## Data extracted from a collection
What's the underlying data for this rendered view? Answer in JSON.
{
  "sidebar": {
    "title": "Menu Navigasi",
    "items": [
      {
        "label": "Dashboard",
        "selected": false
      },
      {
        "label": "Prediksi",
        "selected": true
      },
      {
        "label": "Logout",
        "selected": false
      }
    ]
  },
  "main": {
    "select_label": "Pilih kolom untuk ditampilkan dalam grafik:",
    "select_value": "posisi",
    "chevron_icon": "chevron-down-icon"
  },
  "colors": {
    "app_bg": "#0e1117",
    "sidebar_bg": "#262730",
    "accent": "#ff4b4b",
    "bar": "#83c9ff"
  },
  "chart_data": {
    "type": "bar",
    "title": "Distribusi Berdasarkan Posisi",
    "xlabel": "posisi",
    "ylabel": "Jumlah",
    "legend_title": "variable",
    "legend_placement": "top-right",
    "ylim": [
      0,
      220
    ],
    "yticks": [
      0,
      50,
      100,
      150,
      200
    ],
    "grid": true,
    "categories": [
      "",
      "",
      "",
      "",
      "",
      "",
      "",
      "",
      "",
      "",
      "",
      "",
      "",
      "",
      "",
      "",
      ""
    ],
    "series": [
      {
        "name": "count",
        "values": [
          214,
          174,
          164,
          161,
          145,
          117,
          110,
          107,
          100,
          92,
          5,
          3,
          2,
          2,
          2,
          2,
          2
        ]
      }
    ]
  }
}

## DIRECTIONS FOR THIS TASK
Here, the records must be output exactly and in full.

## WORKED ANSWER
What's the underlying data for this rendered view? Answer in JSON.
{
  "sidebar": {
    "title": "Menu Navigasi",
    "items": [
      {
        "label": "Dashboard",
        "selected": false
      },
      {
        "label": "Prediksi",
        "selected": true
      },
      {
        "label": "Logout",
        "selected": false
      }
    ]
  },
  "main": {
    "select_label": "Pilih kolom untuk ditampilkan dalam grafik:",
    "select_value": "posisi",
    "chevron_icon": "chevron-down-icon"
  },
  "colors": {
    "app_bg": "#0e1117",
    "sidebar_bg": "#262730",
    "accent": "#ff4b4b",
    "bar": "#83c9ff"
  },
  "chart_data": {
    "type": "bar",
    "title": "Distribusi Berdasarkan Posisi",
    "xlabel": "posisi",
    "ylabel": "Jumlah",
    "legend_title": "variable",
    "legend_placement": "top-right",
    "ylim": [
      0,
      220
    ],
    "yticks": [
      0,
      50,
      100,
      150,
      200
    ],
    "grid": true,
    "categories": [
      "",
      "",
      "",
      "",
      "",
      "",
      "",
      "",
      "",
      "",
      "",
      "",
      "",
      "",
      "",
      "",
      ""
    ],
    "series": [
      {
        "name": "count",
        "values": [
          214,
          174,
          164,
          161,
          145,
          117,
          110,
          107,
          100,
          92,
          5,
          3,
          2,
          2,
          2,
          2,
          2
        ]
      }
    ]
  }
}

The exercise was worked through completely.